## [WHAT YOU SHOULD DO]
Return each line of the listing below, unchanged, and omit the images.

## [TASK DATA]
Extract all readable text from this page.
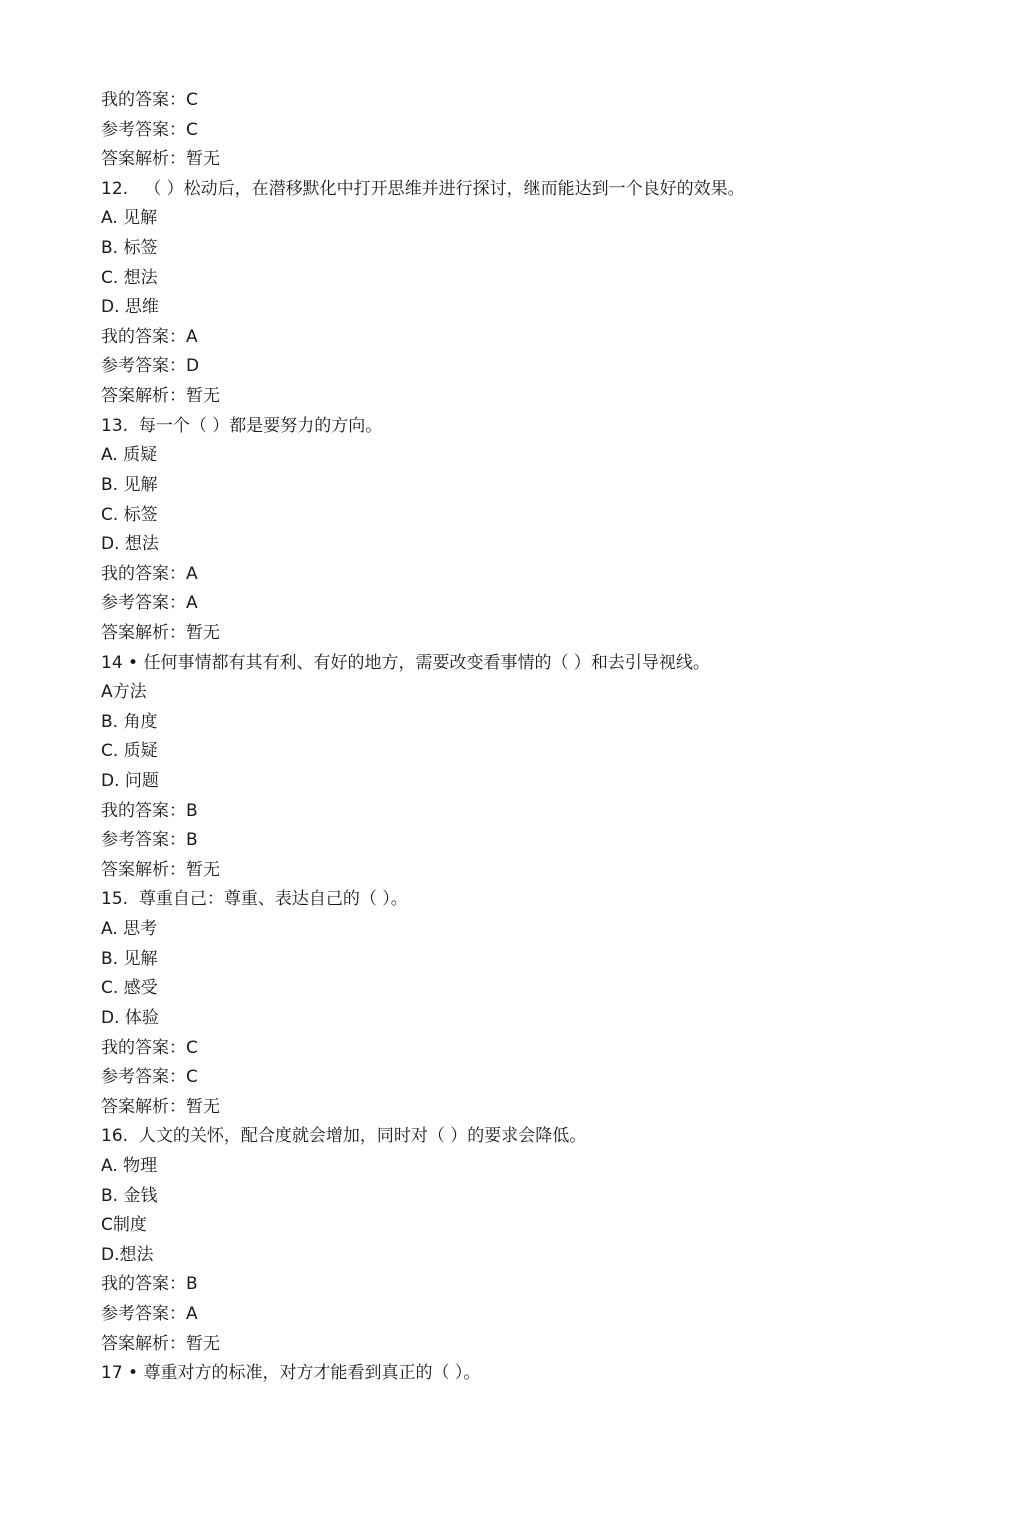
我的答案：C

参考答案：C

答案解析：暂无

12.   （ ）松动后，在潜移默化中打开思维并进行探讨，继而能达到一个良好的效果。

A. 见解

B. 标签

C. 想法

D. 思维

我的答案：A

参考答案：D

答案解析：暂无

13.  每一个（ ）都是要努力的方向。

A. 质疑

B. 见解

C. 标签

D. 想法

我的答案：A

参考答案：A

答案解析：暂无

14 • 任何事情都有其有利、有好的地方，需要改变看事情的（ ）和去引导视线。

A方法

B. 角度

C. 质疑

D. 问题

我的答案：B

参考答案：B

答案解析：暂无

15.  尊重自己：尊重、表达自己的（ ）。

A. 思考

B. 见解

C. 感受

D. 体验

我的答案：C

参考答案：C

答案解析：暂无

16.  人文的关怀，配合度就会增加，同时对（ ）的要求会降低。

A. 物理

B. 金钱

C制度

D.想法

我的答案：B

参考答案：A

答案解析：暂无

17 • 尊重对方的标准，对方才能看到真正的（ ）。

## [FULL SOLUTION]
Extract all readable text from this page.
我的答案：C

参考答案：C

答案解析：暂无

12.   （ ）松动后，在潜移默化中打开思维并进行探讨，继而能达到一个良好的效果。

A. 见解

B. 标签

C. 想法

D. 思维

我的答案：A

参考答案：D

答案解析：暂无

13.  每一个（ ）都是要努力的方向。

A. 质疑

B. 见解

C. 标签

D. 想法

我的答案：A

参考答案：A

答案解析：暂无

14 • 任何事情都有其有利、有好的地方，需要改变看事情的（ ）和去引导视线。

A方法

B. 角度

C. 质疑

D. 问题

我的答案：B

参考答案：B

答案解析：暂无

15.  尊重自己：尊重、表达自己的（ ）。

A. 思考

B. 见解

C. 感受

D. 体验

我的答案：C

参考答案：C

答案解析：暂无

16.  人文的关怀，配合度就会增加，同时对（ ）的要求会降低。

A. 物理

B. 金钱

C制度

D.想法

我的答案：B

参考答案：A

答案解析：暂无

17 • 尊重对方的标准，对方才能看到真正的（ ）。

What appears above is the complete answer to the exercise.